Set exercise: Render the items from the first line through the line containing "77, 247, 91]", inclusive, as a JSON list of strings with one string per line and no blank lines.

Exercise inputs:
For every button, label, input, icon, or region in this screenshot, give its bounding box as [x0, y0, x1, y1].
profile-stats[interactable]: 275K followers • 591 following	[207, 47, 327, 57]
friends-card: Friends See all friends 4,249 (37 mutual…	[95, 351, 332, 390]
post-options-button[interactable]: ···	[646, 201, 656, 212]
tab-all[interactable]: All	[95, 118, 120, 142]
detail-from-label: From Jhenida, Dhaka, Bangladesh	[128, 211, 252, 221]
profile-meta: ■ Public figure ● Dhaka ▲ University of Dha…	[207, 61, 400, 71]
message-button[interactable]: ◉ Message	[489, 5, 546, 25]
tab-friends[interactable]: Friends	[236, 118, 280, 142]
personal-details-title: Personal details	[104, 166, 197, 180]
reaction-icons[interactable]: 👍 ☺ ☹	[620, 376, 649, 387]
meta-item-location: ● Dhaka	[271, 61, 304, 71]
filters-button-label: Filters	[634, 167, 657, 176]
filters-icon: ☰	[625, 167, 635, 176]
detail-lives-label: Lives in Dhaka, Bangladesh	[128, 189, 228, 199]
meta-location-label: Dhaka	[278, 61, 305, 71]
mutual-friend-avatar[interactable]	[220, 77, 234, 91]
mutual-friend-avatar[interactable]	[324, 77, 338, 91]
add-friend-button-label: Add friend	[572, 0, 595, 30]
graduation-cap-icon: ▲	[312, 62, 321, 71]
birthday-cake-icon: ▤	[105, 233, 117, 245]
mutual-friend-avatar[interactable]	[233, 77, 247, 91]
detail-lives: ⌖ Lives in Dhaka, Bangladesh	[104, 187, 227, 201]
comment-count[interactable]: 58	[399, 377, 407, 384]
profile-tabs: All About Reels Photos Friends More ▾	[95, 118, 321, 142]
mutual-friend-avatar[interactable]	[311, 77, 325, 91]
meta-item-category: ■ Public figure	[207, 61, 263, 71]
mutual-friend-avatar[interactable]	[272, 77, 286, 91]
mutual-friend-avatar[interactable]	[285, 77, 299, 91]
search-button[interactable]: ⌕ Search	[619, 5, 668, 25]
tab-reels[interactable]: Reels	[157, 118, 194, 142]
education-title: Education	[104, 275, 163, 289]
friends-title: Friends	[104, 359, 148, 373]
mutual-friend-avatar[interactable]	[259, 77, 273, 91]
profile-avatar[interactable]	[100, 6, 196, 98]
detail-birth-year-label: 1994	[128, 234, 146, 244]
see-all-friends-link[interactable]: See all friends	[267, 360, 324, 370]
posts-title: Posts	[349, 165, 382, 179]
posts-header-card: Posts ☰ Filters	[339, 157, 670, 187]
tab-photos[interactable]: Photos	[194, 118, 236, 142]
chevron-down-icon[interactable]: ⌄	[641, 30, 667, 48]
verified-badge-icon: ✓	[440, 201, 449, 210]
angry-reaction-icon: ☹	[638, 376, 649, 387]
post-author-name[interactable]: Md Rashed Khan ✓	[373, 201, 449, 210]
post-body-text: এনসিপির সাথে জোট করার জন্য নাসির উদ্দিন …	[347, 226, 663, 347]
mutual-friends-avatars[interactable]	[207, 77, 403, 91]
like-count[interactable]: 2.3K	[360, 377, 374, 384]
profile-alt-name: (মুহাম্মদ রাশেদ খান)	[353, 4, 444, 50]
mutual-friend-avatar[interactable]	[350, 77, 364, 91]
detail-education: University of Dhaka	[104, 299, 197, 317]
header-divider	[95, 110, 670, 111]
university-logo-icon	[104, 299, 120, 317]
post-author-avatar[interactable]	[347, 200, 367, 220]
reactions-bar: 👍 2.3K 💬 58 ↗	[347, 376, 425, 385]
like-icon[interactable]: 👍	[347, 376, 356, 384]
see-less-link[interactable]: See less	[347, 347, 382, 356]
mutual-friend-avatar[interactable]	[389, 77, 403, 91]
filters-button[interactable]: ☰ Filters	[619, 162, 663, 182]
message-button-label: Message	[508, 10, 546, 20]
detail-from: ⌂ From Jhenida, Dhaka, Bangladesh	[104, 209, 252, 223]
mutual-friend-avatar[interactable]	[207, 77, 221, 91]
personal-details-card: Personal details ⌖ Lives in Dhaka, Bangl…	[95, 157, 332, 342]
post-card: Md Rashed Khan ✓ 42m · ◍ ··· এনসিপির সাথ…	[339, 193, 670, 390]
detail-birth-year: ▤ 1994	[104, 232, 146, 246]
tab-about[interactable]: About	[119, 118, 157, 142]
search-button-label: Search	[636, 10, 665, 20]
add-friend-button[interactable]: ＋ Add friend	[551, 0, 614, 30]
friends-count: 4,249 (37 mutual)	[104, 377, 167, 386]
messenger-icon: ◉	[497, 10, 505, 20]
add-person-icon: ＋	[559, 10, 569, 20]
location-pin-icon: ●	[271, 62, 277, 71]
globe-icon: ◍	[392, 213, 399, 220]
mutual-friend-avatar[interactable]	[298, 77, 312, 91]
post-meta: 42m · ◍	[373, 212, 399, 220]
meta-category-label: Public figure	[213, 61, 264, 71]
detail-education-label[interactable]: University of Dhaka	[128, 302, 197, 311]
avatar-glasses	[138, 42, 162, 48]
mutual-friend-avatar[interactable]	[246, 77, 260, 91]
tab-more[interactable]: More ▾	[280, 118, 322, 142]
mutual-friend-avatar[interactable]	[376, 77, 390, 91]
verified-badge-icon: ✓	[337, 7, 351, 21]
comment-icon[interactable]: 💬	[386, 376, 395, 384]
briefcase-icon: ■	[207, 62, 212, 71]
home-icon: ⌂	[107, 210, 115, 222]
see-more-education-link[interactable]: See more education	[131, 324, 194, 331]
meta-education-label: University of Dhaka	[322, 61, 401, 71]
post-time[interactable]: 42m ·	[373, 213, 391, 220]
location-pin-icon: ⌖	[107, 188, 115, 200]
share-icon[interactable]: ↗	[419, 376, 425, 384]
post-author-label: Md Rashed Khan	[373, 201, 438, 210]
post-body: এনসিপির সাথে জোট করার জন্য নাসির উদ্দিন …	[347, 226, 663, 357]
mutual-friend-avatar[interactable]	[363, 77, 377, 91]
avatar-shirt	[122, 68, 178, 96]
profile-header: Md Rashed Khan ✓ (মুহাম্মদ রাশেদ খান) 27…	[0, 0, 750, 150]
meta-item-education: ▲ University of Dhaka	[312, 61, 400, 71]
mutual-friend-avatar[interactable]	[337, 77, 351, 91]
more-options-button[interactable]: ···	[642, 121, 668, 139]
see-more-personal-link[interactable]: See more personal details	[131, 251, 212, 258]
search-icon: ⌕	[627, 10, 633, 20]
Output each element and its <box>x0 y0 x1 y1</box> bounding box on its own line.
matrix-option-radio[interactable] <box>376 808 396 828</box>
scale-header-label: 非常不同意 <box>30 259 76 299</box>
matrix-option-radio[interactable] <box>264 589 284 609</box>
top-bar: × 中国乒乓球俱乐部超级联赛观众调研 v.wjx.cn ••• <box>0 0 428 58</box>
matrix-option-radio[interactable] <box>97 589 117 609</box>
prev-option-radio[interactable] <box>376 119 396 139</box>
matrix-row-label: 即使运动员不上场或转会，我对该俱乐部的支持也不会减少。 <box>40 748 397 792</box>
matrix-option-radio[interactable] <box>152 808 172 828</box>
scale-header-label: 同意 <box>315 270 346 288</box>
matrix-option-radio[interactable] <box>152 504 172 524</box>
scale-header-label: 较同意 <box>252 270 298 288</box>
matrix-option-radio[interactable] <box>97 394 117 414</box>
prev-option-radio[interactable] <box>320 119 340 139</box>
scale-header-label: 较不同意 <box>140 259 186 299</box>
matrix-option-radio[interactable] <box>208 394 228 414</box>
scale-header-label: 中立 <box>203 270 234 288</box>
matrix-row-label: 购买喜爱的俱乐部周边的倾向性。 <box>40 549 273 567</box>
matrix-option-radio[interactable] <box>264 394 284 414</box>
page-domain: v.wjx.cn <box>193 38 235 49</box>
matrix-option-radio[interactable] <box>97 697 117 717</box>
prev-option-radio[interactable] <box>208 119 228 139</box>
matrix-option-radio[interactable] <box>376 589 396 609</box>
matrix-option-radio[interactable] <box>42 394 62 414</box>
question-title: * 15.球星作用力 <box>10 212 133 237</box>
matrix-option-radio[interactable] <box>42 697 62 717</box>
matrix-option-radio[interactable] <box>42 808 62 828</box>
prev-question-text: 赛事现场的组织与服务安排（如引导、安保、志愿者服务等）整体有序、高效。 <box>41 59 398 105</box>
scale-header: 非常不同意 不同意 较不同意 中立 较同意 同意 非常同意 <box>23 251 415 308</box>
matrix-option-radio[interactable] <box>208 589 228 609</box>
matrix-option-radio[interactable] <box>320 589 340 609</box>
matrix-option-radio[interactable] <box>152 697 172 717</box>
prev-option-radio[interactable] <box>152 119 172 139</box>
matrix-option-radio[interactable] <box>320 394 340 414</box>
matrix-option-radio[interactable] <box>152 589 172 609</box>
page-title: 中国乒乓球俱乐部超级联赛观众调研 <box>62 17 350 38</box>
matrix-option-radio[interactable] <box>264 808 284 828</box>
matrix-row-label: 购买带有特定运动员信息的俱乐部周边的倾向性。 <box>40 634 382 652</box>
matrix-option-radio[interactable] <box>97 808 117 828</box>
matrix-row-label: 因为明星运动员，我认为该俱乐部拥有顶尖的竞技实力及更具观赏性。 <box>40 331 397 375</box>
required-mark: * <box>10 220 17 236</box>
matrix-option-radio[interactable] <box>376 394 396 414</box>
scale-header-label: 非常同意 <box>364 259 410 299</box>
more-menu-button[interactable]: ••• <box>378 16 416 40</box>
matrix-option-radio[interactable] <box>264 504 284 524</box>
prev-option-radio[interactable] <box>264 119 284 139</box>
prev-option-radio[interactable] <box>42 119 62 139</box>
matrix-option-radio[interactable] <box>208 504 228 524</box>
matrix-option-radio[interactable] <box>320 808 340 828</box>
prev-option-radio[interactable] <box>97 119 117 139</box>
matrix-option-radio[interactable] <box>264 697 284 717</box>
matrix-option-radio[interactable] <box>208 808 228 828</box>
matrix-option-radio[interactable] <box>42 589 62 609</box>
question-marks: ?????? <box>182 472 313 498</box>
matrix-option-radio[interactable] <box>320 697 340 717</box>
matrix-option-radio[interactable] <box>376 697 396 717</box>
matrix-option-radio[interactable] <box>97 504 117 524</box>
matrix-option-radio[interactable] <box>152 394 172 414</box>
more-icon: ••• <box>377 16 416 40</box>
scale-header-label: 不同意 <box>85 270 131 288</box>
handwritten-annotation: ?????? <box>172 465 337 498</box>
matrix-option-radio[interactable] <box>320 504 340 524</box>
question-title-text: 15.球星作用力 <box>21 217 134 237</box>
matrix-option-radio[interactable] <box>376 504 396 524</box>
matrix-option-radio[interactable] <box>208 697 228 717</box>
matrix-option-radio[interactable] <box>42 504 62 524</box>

Answer to this task:
[
  "For every button, label, input, icon, or region in this screenshot, give its bounding box as [x0, y0, x1, y1].",
  "profile-stats[interactable]: 275K followers • 591 following\t[207, 47, 327, 57]",
  "friends-card: Friends See all friends 4,249 (37 mutual…\t[95, 351, 332, 390]",
  "post-options-button[interactable]: ···\t[646, 201, 656, 212]",
  "tab-all[interactable]: All\t[95, 118, 120, 142]",
  "detail-from-label: From Jhenida, Dhaka, Bangladesh\t[128, 211, 252, 221]",
  "profile-meta: ■ Public figure ● Dhaka ▲ University of Dha…\t[207, 61, 400, 71]",
  "message-button[interactable]: ◉ Message\t[489, 5, 546, 25]",
  "tab-friends[interactable]: Friends\t[236, 118, 280, 142]",
  "personal-details-title: Personal details\t[104, 166, 197, 180]",
  "reaction-icons[interactable]: 👍 ☺ ☹\t[620, 376, 649, 387]",
  "meta-item-location: ● Dhaka\t[271, 61, 304, 71]",
  "filters-button-label: Filters\t[634, 167, 657, 176]",
  "filters-icon: ☰\t[625, 167, 635, 176]",
  "detail-lives-label: Lives in Dhaka, Bangladesh\t[128, 189, 228, 199]",
  "meta-location-label: Dhaka\t[278, 61, 305, 71]",
  "mutual-friend-avatar[interactable]\t[220, 77, 234, 91]",
  "mutual-friend-avatar[interactable]\t[324, 77, 338, 91]",
  "add-friend-button-label: Add friend\t[572, 0, 595, 30]",
  "graduation-cap-icon: ▲\t[312, 62, 321, 71]",
  "birthday-cake-icon: ▤\t[105, 233, 117, 245]",
  "mutual-friend-avatar[interactable]\t[233, 77, 247, 91]"
]